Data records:

• • • •

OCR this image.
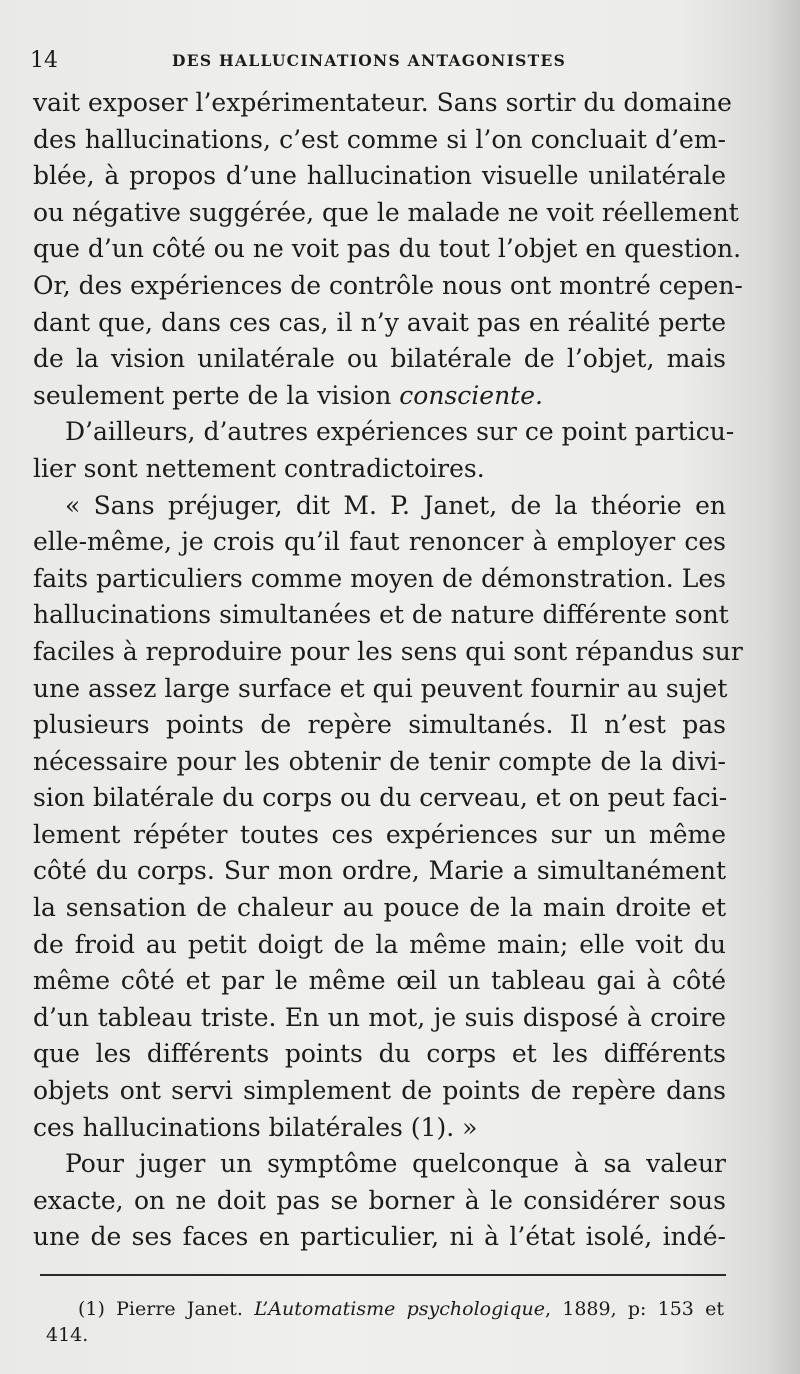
14	DES HALLUCINATIONS ANTAGONISTES
vait exposer l’expérimentateur. Sans sortir du domaine
des hallucinations, c’est comme si l’on concluait d’em-
blée, à propos d’une hallucination visuelle unilatérale
ou négative suggérée, que le malade ne voit réellement
que d’un côté ou ne voit pas du tout l’objet en question.
Or, des expériences de contrôle nous ont montré cepen-
dant que, dans ces cas, il n’y avait pas en réalité perte
de la vision unilatérale ou bilatérale de l’objet, mais
seulement perte de la vision consciente.
D’ailleurs, d’autres expériences sur ce point particu-
lier sont nettement contradictoires.
« Sans préjuger, dit M. P. Janet, de la théorie en
elle-même, je crois qu’il faut renoncer à employer ces
faits particuliers comme moyen de démonstration. Les
hallucinations simultanées et de nature différente sont
faciles à reproduire pour les sens qui sont répandus sur
une assez large surface et qui peuvent fournir au sujet
plusieurs points de repère simultanés. Il n’est pas
nécessaire pour les obtenir de tenir compte de la divi-
sion bilatérale du corps ou du cerveau, et on peut faci-
lement répéter toutes ces expériences sur un même
côté du corps. Sur mon ordre, Marie a simultanément
la sensation de chaleur au pouce de la main droite et
de froid au petit doigt de la même main; elle voit du
même côté et par le même œil un tableau gai à côté
d’un tableau triste. En un mot, je suis disposé à croire
que les différents points du corps et les différents
objets ont servi simplement de points de repère dans
ces hallucinations bilatérales (1). »
Pour juger un symptôme quelconque à sa valeur
exacte, on ne doit pas se borner à le considérer sous
une de ses faces en particulier, ni à l’état isolé, indé-
(1) Pierre Janet. L’Automatisme psychologique, 1889, p: 153 et
414.
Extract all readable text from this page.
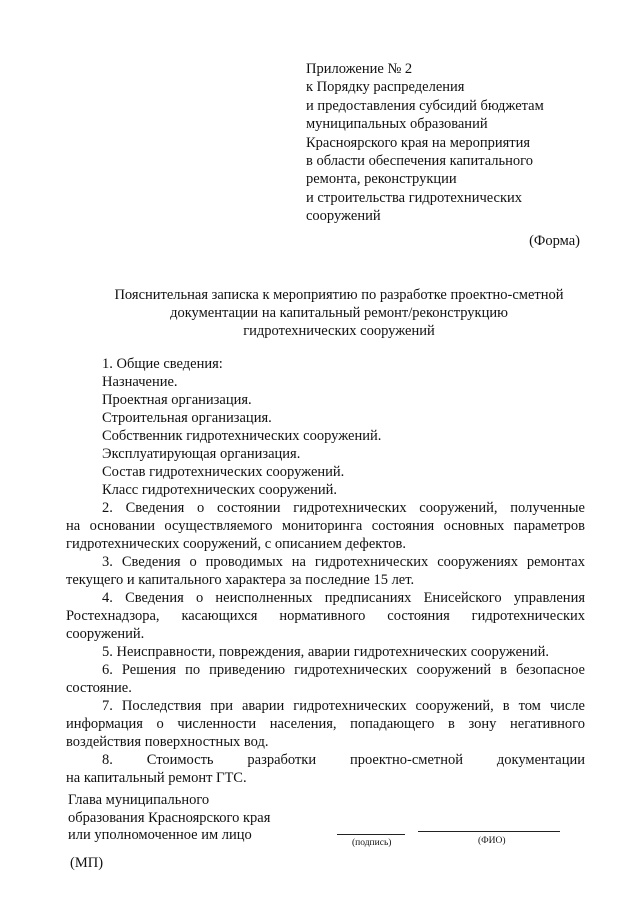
Приложение № 2
к Порядку распределения
и предоставления субсидий бюджетам
муниципальных образований
Красноярского края на мероприятия
в области обеспечения капитального
ремонта, реконструкции
и строительства гидротехнических
сооружений
(Форма)
Пояснительная записка к мероприятию по разработке проектно-сметной
документации на капитальный ремонт/реконструкцию
гидротехнических сооружений
1. Общие сведения:
Назначение.
Проектная организация.
Строительная организация.
Собственник гидротехнических сооружений.
Эксплуатирующая организация.
Состав гидротехнических сооружений.
Класс гидротехнических сооружений.
2. Сведения о состоянии гидротехнических сооружений, полученные
на основании осуществляемого мониторинга состояния основных параметров
гидротехнических сооружений, с описанием дефектов.
3. Сведения о проводимых на гидротехнических сооружениях ремонтах
текущего и капитального характера за последние 15 лет.
4. Сведения о неисполненных предписаниях Енисейского управления
Ростехнадзора, касающихся нормативного состояния гидротехнических
сооружений.
5. Неисправности, повреждения, аварии гидротехнических сооружений.
6. Решения по приведению гидротехнических сооружений в безопасное
состояние.
7. Последствия при аварии гидротехнических сооружений, в том числе
информация о численности населения, попадающего в зону негативного
воздействия поверхностных вод.
8. Стоимость разработки проектно-сметной документации
на капитальный ремонт ГТС.
Глава муниципального
образования Красноярского края
или уполномоченное им лицо	(подпись)	(ФИО)
(МП)
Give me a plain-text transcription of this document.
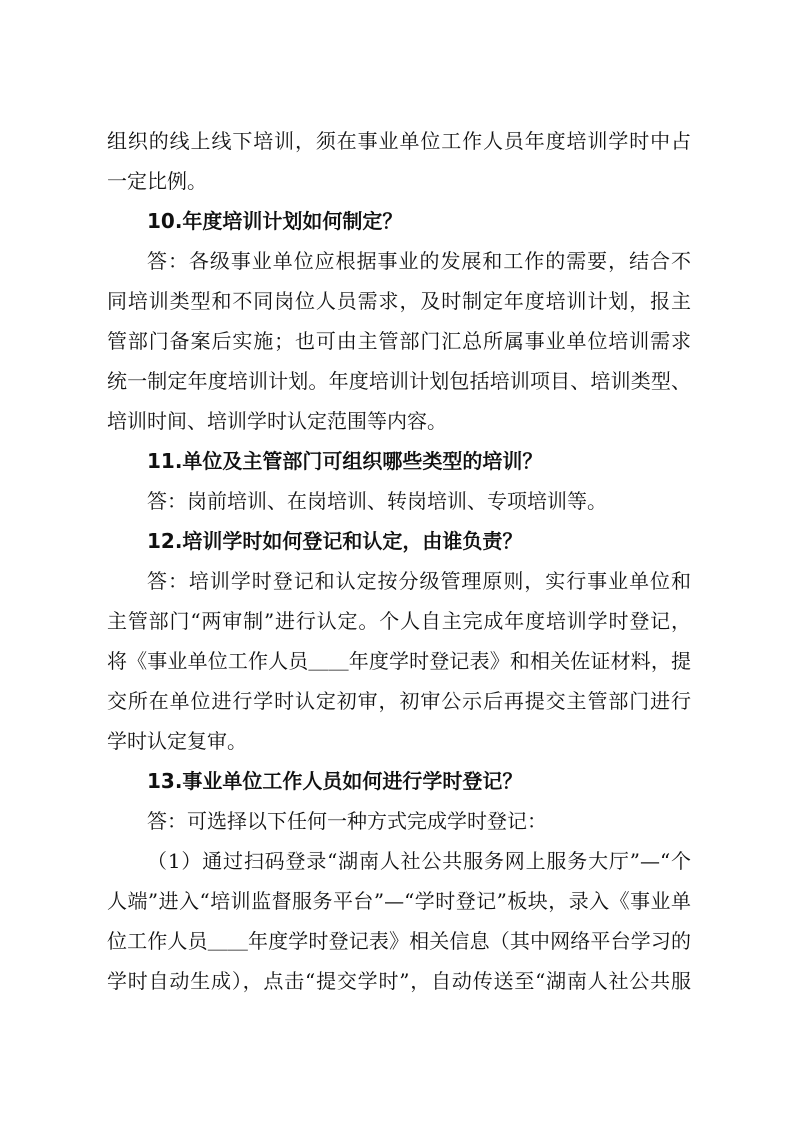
组织的线上线下培训，须在事业单位工作人员年度培训学时中占
一定比例。
10.年度培训计划如何制定？
答：各级事业单位应根据事业的发展和工作的需要，结合不
同培训类型和不同岗位人员需求，及时制定年度培训计划，报主
管部门备案后实施；也可由主管部门汇总所属事业单位培训需求
统一制定年度培训计划。年度培训计划包括培训项目、培训类型、
培训时间、培训学时认定范围等内容。
11.单位及主管部门可组织哪些类型的培训？
答：岗前培训、在岗培训、转岗培训、专项培训等。
12.培训学时如何登记和认定，由谁负责？
答：培训学时登记和认定按分级管理原则，实行事业单位和
主管部门“两审制”进行认定。个人自主完成年度培训学时登记，
将《事业单位工作人员＿＿年度学时登记表》和相关佐证材料，提
交所在单位进行学时认定初审，初审公示后再提交主管部门进行
学时认定复审。
13.事业单位工作人员如何进行学时登记？
答：可选择以下任何一种方式完成学时登记：
（1）通过扫码登录“湖南人社公共服务网上服务大厅”—“个
人端”进入“培训监督服务平台”—“学时登记”板块，录入《事业单
位工作人员＿＿年度学时登记表》相关信息（其中网络平台学习的
学时自动生成），点击“提交学时”，自动传送至“湖南人社公共服
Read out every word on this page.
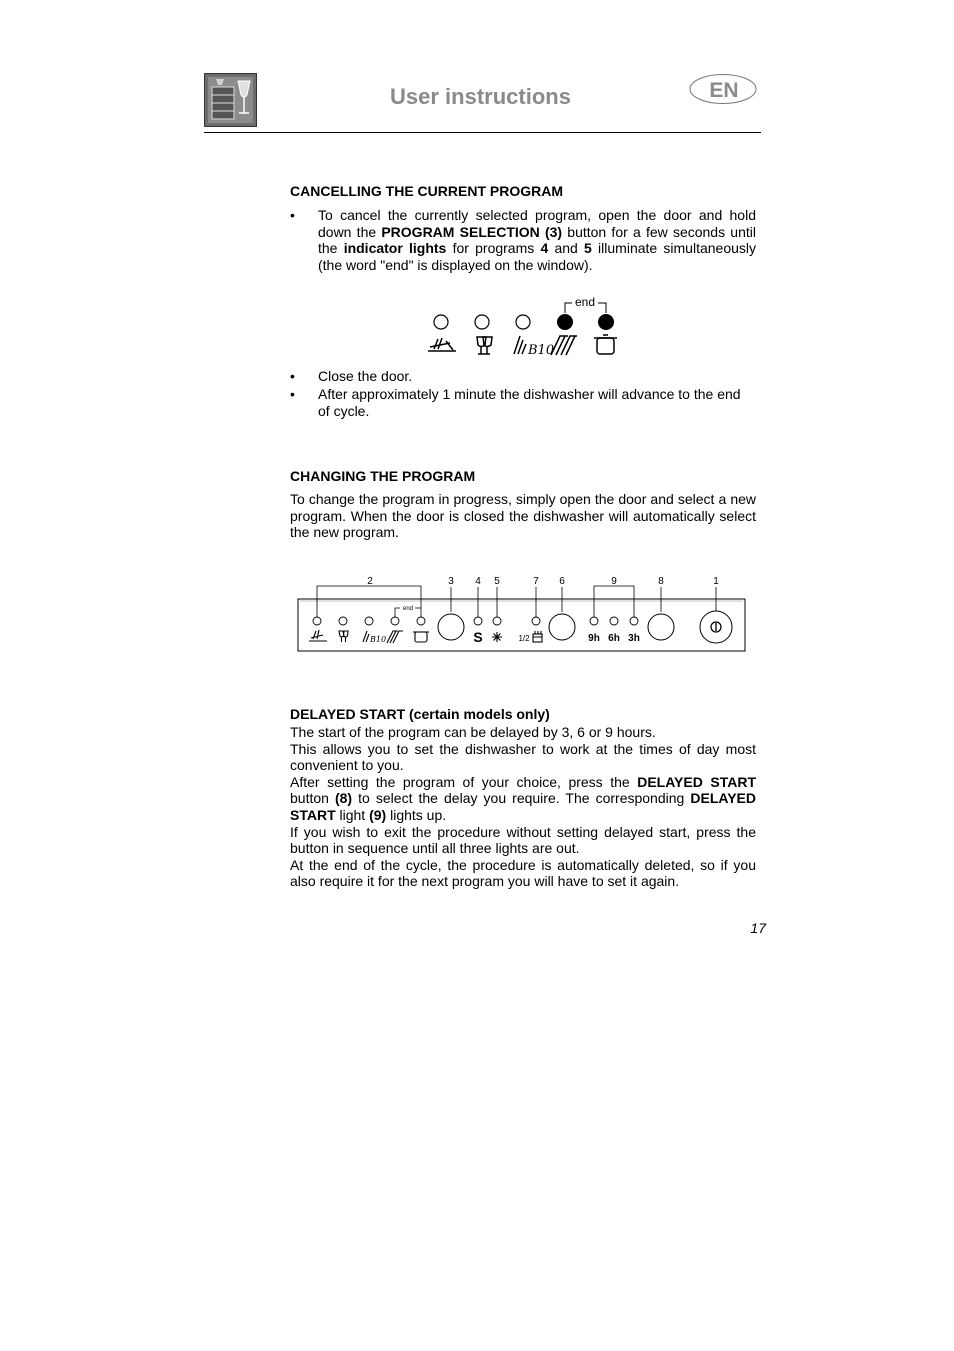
User instructions	EN
CANCELLING THE CURRENT PROGRAM
• To cancel the currently selected program, open the door and hold down the PROGRAM SELECTION (3) button for a few seconds until the indicator lights for programs 4 and 5 illuminate simultaneously (the word "end" is displayed on the window).
end
B10
• Close the door.
• After approximately 1 minute the dishwasher will advance to the end of cycle.
CHANGING THE PROGRAM
To change the program in progress, simply open the door and select a new program. When the door is closed the dishwasher will automatically select the new program.
2	3 4 5	7 6	9	8	1
end
B10	S	1/2	9h 6h 3h
DELAYED START (certain models only)
The start of the program can be delayed by 3, 6 or 9 hours.
This allows you to set the dishwasher to work at the times of day most convenient to you.
After setting the program of your choice, press the DELAYED START button (8) to select the delay you require. The corresponding DELAYED START light (9) lights up.
If you wish to exit the procedure without setting delayed start, press the button in sequence until all three lights are out.
At the end of the cycle, the procedure is automatically deleted, so if you also require it for the next program you will have to set it again.
17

• • • •

▸ **EXERCISE DETAILS**
What is the number of lines above that contain "сооружений"? Answer with that number only.

▸ **FULL RESPONSE**
11